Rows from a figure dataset
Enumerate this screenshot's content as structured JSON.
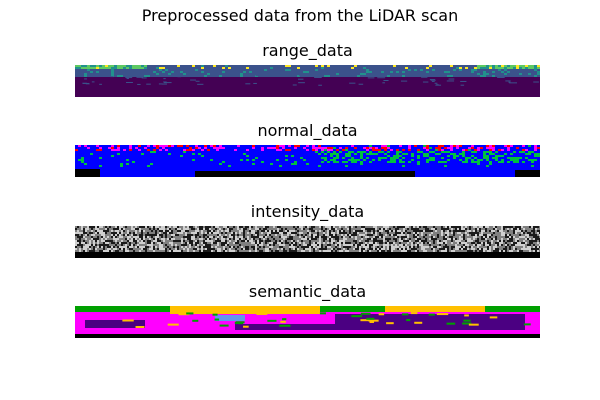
{
  "figure": {
    "title": "Preprocessed data from the LiDAR scan"
  },
  "panels": [
    {
      "key": "range",
      "title": "range_data",
      "colors": {
        "near": "#440154",
        "mid": "#3b528b",
        "teal": "#21918c",
        "green": "#5ec962",
        "far": "#fde725"
      }
    },
    {
      "key": "normal",
      "title": "normal_data",
      "colors": {
        "blue": "#0000ff",
        "green": "#00c040",
        "red": "#ff0000",
        "magenta": "#ff00ff",
        "black": "#000000"
      }
    },
    {
      "key": "intensity",
      "title": "intensity_data",
      "colors": {
        "dark": "#1a1a1a",
        "mid": "#808080",
        "light": "#d0d0d0",
        "black": "#000000"
      }
    },
    {
      "key": "semantic",
      "title": "semantic_data",
      "colors": {
        "road": "#ff00ff",
        "sidewalk": "#4b0082",
        "vegetation": "#00a000",
        "building": "#ffc000",
        "car": "#6495ed",
        "black": "#000000"
      }
    }
  ]
}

*Task statement:* Pictures are not part of the copy; output everything else in the records exactly.

*Result of this task:*
Enumerate this screenshot's content as structured JSON.
{
  "figure": {
    "title": "Preprocessed data from the LiDAR scan"
  },
  "panels": [
    {
      "key": "range",
      "title": "range_data",
      "colors": {
        "near": "#440154",
        "mid": "#3b528b",
        "teal": "#21918c",
        "green": "#5ec962",
        "far": "#fde725"
      }
    },
    {
      "key": "normal",
      "title": "normal_data",
      "colors": {
        "blue": "#0000ff",
        "green": "#00c040",
        "red": "#ff0000",
        "magenta": "#ff00ff",
        "black": "#000000"
      }
    },
    {
      "key": "intensity",
      "title": "intensity_data",
      "colors": {
        "dark": "#1a1a1a",
        "mid": "#808080",
        "light": "#d0d0d0",
        "black": "#000000"
      }
    },
    {
      "key": "semantic",
      "title": "semantic_data",
      "colors": {
        "road": "#ff00ff",
        "sidewalk": "#4b0082",
        "vegetation": "#00a000",
        "building": "#ffc000",
        "car": "#6495ed",
        "black": "#000000"
      }
    }
  ]
}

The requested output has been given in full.